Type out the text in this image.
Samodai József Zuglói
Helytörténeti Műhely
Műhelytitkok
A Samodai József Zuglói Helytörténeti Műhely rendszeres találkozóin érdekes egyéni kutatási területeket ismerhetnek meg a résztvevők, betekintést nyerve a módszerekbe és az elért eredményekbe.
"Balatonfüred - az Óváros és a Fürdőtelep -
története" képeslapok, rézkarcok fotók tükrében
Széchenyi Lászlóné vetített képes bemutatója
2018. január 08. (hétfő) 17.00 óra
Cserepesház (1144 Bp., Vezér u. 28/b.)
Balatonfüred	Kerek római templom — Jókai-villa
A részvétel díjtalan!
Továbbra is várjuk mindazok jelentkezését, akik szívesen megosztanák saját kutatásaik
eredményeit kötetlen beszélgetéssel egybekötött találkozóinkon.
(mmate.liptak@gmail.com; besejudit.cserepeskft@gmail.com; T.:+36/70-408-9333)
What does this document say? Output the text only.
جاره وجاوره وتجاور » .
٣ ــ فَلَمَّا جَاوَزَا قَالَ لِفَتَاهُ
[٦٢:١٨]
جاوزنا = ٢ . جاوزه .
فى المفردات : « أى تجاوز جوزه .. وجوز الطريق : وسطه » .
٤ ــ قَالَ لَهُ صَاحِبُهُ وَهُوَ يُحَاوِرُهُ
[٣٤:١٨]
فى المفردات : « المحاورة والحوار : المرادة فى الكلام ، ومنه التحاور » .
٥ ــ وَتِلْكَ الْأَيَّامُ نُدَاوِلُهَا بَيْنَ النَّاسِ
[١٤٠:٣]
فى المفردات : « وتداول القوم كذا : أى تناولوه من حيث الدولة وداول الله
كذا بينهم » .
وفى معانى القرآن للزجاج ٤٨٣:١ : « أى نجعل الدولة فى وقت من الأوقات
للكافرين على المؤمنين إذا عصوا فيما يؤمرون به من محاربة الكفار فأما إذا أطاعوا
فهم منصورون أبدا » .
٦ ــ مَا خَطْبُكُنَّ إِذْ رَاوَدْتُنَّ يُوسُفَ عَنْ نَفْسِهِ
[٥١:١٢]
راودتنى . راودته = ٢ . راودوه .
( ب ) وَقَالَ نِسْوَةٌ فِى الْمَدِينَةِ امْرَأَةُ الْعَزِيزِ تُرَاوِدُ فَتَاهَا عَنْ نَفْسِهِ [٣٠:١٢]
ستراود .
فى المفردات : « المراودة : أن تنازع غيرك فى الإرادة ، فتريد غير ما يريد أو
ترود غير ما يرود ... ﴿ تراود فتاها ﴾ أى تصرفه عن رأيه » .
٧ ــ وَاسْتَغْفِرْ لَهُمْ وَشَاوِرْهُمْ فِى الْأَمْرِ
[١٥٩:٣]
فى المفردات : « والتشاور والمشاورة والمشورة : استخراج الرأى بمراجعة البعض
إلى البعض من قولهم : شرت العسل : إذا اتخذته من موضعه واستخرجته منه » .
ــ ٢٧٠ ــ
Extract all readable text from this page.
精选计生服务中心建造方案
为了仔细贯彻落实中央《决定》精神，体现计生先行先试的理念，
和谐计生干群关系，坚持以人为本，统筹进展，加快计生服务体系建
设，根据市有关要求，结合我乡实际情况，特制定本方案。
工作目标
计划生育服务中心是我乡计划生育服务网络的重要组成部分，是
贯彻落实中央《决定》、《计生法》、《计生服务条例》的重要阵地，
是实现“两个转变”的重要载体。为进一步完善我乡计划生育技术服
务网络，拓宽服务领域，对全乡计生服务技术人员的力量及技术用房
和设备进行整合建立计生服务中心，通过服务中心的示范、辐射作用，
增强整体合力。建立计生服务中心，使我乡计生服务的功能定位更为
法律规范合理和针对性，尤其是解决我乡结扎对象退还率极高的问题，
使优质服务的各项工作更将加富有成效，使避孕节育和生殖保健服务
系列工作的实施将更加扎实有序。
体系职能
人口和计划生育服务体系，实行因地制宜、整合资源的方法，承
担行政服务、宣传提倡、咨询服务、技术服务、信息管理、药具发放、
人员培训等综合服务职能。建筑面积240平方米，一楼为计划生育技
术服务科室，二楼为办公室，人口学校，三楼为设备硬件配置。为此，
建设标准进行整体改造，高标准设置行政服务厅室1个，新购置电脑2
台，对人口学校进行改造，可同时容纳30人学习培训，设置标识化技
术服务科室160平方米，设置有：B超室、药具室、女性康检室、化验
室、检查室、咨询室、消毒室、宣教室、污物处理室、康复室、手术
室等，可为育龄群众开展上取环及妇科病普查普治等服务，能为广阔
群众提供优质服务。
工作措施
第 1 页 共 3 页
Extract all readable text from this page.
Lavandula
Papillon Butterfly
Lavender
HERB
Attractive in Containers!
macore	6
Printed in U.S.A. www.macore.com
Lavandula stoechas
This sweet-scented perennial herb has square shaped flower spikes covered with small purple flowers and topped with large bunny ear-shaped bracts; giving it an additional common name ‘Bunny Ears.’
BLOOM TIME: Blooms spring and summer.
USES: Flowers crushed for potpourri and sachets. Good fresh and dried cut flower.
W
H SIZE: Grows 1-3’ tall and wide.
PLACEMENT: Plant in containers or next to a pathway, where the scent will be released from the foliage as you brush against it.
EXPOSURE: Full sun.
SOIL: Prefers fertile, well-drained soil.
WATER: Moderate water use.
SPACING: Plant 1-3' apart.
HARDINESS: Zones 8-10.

━━━━━━━━━━━━━━━━

Aim =
Copy all lines in the listing above where the string "text" appears.

Written answer =
Type out the text in this image.
What does this document say? Output the text only.
Extract all readable text from this page.
Extract all readable text from this page.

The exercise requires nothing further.